# start of Dataset entries

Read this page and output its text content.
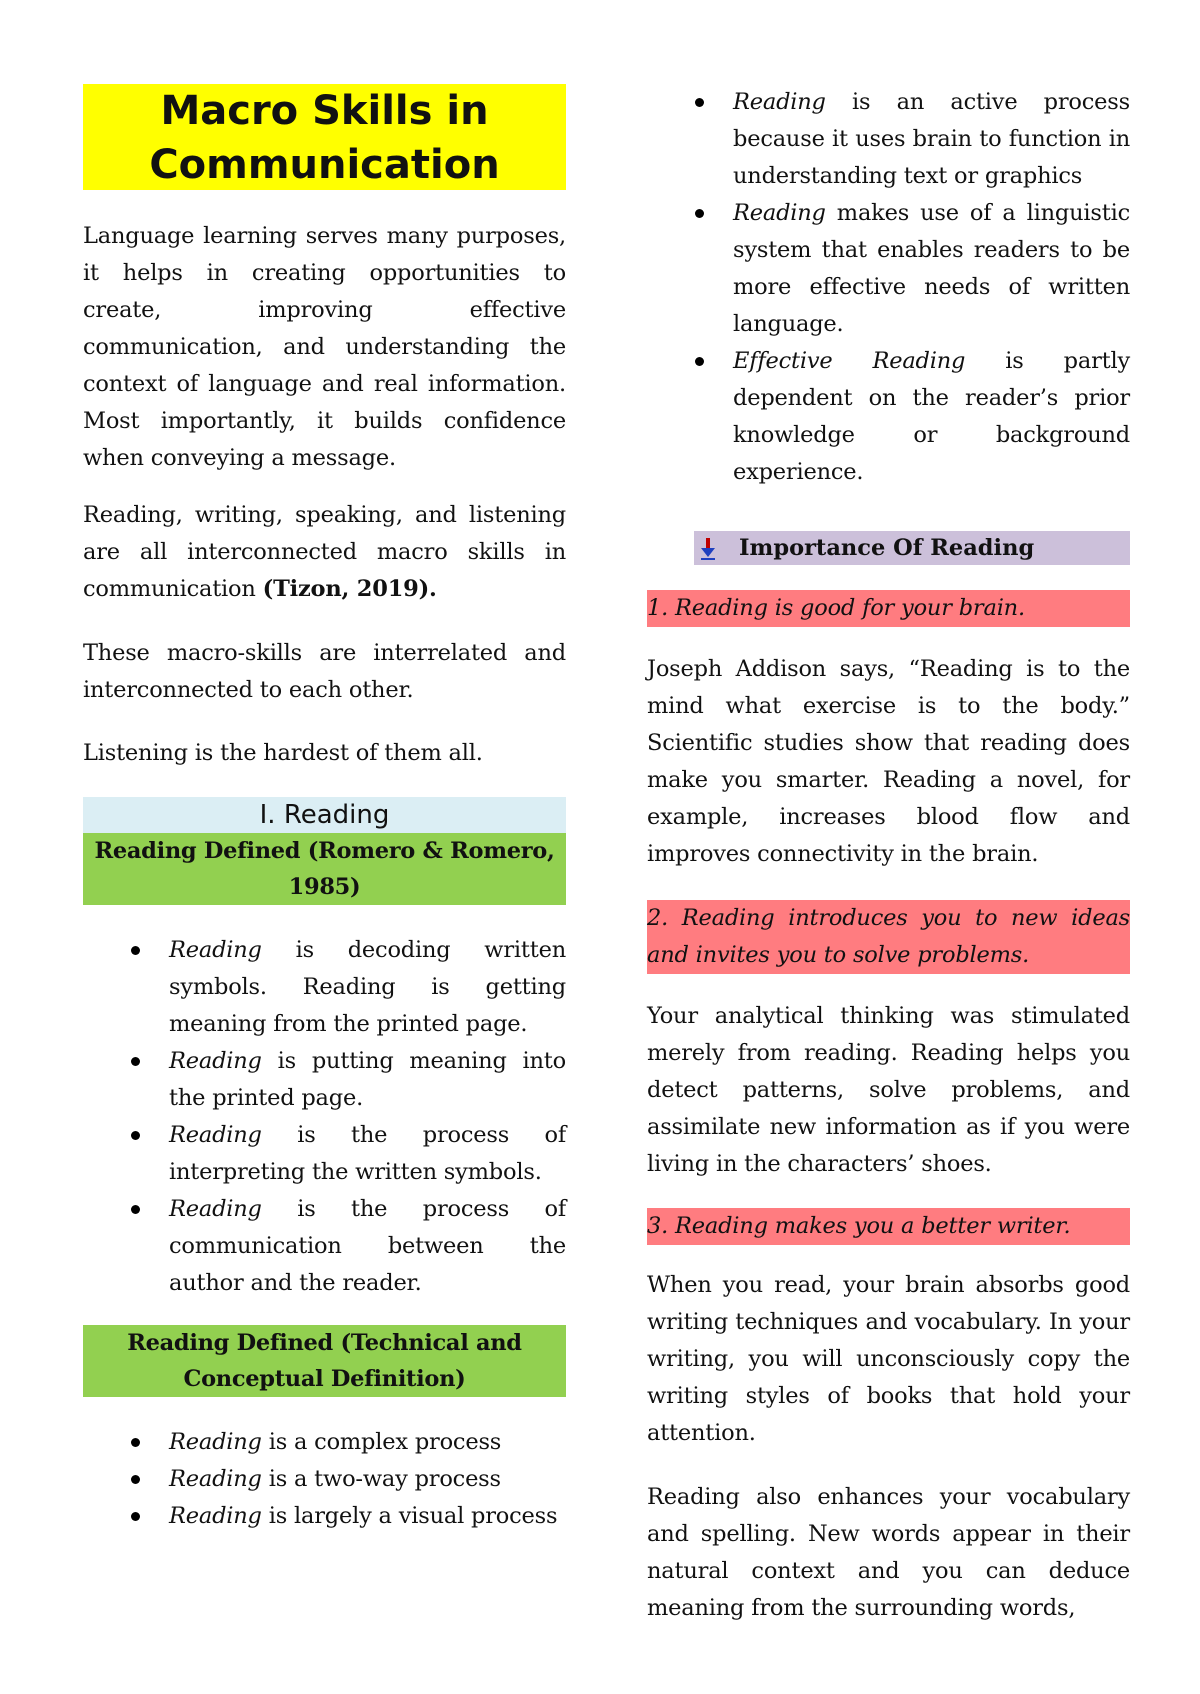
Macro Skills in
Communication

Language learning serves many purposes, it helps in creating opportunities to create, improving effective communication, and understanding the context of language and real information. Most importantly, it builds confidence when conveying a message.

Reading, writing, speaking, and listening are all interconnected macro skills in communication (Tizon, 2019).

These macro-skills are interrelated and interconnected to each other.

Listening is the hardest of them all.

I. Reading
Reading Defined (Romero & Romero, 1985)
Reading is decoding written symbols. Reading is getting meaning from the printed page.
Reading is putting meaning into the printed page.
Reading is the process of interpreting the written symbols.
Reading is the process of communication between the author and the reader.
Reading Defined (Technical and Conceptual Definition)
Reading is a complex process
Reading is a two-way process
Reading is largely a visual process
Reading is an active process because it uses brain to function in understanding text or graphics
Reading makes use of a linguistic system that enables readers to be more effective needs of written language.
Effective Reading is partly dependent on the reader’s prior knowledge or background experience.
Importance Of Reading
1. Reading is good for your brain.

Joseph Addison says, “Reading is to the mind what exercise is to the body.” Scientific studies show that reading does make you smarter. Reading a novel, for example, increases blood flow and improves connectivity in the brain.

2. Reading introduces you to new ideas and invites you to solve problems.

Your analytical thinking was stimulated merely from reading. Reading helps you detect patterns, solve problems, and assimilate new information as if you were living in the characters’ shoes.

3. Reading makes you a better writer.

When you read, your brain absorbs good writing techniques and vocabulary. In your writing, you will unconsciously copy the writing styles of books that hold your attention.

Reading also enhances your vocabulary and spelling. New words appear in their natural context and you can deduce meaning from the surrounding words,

# end of Dataset entries

§ Required work: Quote every entry exactly, with the pictures omitted.

§ The result:
Read this page and output its text content.
Macro Skills in
Communication

Language learning serves many purposes, it helps in creating opportunities to create, improving effective communication, and understanding the context of language and real information. Most importantly, it builds confidence when conveying a message.

Reading, writing, speaking, and listening are all interconnected macro skills in communication (Tizon, 2019).

These macro-skills are interrelated and interconnected to each other.

Listening is the hardest of them all.

I. Reading
Reading Defined (Romero & Romero, 1985)
Reading is decoding written symbols. Reading is getting meaning from the printed page.
Reading is putting meaning into the printed page.
Reading is the process of interpreting the written symbols.
Reading is the process of communication between the author and the reader.
Reading Defined (Technical and Conceptual Definition)
Reading is a complex process
Reading is a two-way process
Reading is largely a visual process
Reading is an active process because it uses brain to function in understanding text or graphics
Reading makes use of a linguistic system that enables readers to be more effective needs of written language.
Effective Reading is partly dependent on the reader’s prior knowledge or background experience.
Importance Of Reading
1. Reading is good for your brain.

Joseph Addison says, “Reading is to the mind what exercise is to the body.” Scientific studies show that reading does make you smarter. Reading a novel, for example, increases blood flow and improves connectivity in the brain.

2. Reading introduces you to new ideas and invites you to solve problems.

Your analytical thinking was stimulated merely from reading. Reading helps you detect patterns, solve problems, and assimilate new information as if you were living in the characters’ shoes.

3. Reading makes you a better writer.

When you read, your brain absorbs good writing techniques and vocabulary. In your writing, you will unconsciously copy the writing styles of books that hold your attention.

Reading also enhances your vocabulary and spelling. New words appear in their natural context and you can deduce meaning from the surrounding words,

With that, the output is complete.